§ **BRIEF**:
This exercise calls for a copy of every line in the listing below that carries the word "vormen".

§ **RECORDS TO USE**:

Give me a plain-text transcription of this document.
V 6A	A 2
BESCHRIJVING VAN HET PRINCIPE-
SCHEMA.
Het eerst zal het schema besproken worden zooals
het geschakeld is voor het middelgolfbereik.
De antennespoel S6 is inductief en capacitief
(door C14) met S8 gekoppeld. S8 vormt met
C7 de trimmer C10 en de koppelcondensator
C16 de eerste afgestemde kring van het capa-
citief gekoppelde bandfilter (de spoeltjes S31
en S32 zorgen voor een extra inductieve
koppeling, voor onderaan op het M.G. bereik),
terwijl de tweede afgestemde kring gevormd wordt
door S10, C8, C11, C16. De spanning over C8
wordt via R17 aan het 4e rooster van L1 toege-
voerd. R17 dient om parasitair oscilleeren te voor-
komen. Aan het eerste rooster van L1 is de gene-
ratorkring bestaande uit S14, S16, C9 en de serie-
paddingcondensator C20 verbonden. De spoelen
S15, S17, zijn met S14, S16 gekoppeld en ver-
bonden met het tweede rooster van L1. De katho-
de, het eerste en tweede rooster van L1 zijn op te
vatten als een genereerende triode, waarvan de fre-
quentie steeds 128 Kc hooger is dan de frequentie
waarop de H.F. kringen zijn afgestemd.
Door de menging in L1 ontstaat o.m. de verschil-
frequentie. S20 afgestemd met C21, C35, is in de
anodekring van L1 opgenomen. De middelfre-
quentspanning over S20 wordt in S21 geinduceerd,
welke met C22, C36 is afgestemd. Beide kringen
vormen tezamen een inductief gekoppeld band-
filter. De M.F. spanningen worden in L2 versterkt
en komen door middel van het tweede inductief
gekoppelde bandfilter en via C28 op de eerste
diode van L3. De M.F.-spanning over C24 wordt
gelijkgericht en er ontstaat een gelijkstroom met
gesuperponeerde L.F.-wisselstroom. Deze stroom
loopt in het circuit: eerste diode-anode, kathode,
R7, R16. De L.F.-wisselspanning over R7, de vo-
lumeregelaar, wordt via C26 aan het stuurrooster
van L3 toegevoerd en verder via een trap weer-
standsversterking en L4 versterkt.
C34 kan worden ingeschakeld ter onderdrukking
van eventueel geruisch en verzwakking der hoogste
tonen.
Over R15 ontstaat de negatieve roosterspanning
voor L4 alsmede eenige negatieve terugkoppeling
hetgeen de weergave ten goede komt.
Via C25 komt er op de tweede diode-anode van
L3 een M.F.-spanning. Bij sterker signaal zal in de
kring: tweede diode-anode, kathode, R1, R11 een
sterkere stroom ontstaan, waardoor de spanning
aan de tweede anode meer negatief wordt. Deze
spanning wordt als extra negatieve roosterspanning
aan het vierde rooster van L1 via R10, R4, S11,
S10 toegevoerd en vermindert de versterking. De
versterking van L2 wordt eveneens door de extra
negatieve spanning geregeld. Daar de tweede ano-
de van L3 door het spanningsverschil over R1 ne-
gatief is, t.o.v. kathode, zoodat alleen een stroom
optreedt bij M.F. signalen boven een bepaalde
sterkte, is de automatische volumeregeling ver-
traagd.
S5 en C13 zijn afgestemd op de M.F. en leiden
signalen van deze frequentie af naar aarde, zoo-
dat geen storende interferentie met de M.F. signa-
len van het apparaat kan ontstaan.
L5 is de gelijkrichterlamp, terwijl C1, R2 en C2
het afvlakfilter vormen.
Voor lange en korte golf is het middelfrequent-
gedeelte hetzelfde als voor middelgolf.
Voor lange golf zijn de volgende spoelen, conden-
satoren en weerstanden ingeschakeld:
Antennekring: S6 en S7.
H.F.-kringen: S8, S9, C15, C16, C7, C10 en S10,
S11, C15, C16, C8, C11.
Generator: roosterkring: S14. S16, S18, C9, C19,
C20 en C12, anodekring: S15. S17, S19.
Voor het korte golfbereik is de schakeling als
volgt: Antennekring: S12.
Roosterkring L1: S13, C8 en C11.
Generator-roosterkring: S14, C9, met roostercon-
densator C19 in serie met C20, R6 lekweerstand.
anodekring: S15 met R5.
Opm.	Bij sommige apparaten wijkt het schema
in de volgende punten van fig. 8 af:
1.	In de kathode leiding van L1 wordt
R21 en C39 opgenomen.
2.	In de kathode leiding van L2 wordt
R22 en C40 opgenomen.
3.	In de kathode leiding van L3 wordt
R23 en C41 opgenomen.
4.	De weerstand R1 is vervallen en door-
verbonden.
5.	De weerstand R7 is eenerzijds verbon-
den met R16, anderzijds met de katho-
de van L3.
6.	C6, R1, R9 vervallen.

§ **YOUR SOLUTION**:
vormen tezamen een inductief gekoppeld band-
het afvlakfilter vormen.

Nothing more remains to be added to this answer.